» **What you should do**:
Transcribe every line of the records verbatim.

» **Extracted records**:
start
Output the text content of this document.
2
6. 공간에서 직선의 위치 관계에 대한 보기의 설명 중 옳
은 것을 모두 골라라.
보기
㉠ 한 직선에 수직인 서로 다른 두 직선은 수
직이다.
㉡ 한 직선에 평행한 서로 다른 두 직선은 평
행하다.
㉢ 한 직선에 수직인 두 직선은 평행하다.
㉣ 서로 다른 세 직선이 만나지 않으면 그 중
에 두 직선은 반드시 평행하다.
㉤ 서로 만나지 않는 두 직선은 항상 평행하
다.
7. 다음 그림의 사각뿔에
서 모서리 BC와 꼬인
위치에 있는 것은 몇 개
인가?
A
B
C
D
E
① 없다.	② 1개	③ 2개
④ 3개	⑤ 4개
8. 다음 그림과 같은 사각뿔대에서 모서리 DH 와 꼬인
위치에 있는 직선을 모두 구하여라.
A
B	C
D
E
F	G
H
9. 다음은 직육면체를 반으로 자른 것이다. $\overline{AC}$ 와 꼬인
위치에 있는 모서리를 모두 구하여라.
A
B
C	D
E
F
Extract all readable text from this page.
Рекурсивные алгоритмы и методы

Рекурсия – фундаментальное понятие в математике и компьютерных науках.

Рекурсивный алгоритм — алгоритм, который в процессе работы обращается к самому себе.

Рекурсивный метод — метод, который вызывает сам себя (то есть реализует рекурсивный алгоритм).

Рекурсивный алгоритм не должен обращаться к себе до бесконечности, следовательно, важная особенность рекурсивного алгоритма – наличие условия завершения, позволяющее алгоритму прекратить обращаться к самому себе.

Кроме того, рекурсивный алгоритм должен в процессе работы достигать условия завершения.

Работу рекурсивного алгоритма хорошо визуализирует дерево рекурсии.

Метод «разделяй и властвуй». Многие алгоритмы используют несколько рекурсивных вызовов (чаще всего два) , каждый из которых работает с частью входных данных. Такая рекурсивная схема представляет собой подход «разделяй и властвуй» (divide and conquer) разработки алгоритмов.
end
» **Written answer**:
Output the text content of this document.
2
6. 공간에서 직선의 위치 관계에 대한 보기의 설명 중 옳
은 것을 모두 골라라.
보기
㉠ 한 직선에 수직인 서로 다른 두 직선은 수
직이다.
㉡ 한 직선에 평행한 서로 다른 두 직선은 평
행하다.
㉢ 한 직선에 수직인 두 직선은 평행하다.
㉣ 서로 다른 세 직선이 만나지 않으면 그 중
에 두 직선은 반드시 평행하다.
㉤ 서로 만나지 않는 두 직선은 항상 평행하
다.
7. 다음 그림의 사각뿔에
서 모서리 BC와 꼬인
위치에 있는 것은 몇 개
인가?
A
B
C
D
E
① 없다.	② 1개	③ 2개
④ 3개	⑤ 4개
8. 다음 그림과 같은 사각뿔대에서 모서리 DH 와 꼬인
위치에 있는 직선을 모두 구하여라.
A
B	C
D
E
F	G
H
9. 다음은 직육면체를 반으로 자른 것이다. $\overline{AC}$ 와 꼬인
위치에 있는 모서리를 모두 구하여라.
A
B
C	D
E
F
Extract all readable text from this page.
Рекурсивные алгоритмы и методы

Рекурсия – фундаментальное понятие в математике и компьютерных науках.

Рекурсивный алгоритм — алгоритм, который в процессе работы обращается к самому себе.

Рекурсивный метод — метод, который вызывает сам себя (то есть реализует рекурсивный алгоритм).

Рекурсивный алгоритм не должен обращаться к себе до бесконечности, следовательно, важная особенность рекурсивного алгоритма – наличие условия завершения, позволяющее алгоритму прекратить обращаться к самому себе.

Кроме того, рекурсивный алгоритм должен в процессе работы достигать условия завершения.

Работу рекурсивного алгоритма хорошо визуализирует дерево рекурсии.

Метод «разделяй и властвуй». Многие алгоритмы используют несколько рекурсивных вызовов (чаще всего два) , каждый из которых работает с частью входных данных. Такая рекурсивная схема представляет собой подход «разделяй и властвуй» (divide and conquer) разработки алгоритмов.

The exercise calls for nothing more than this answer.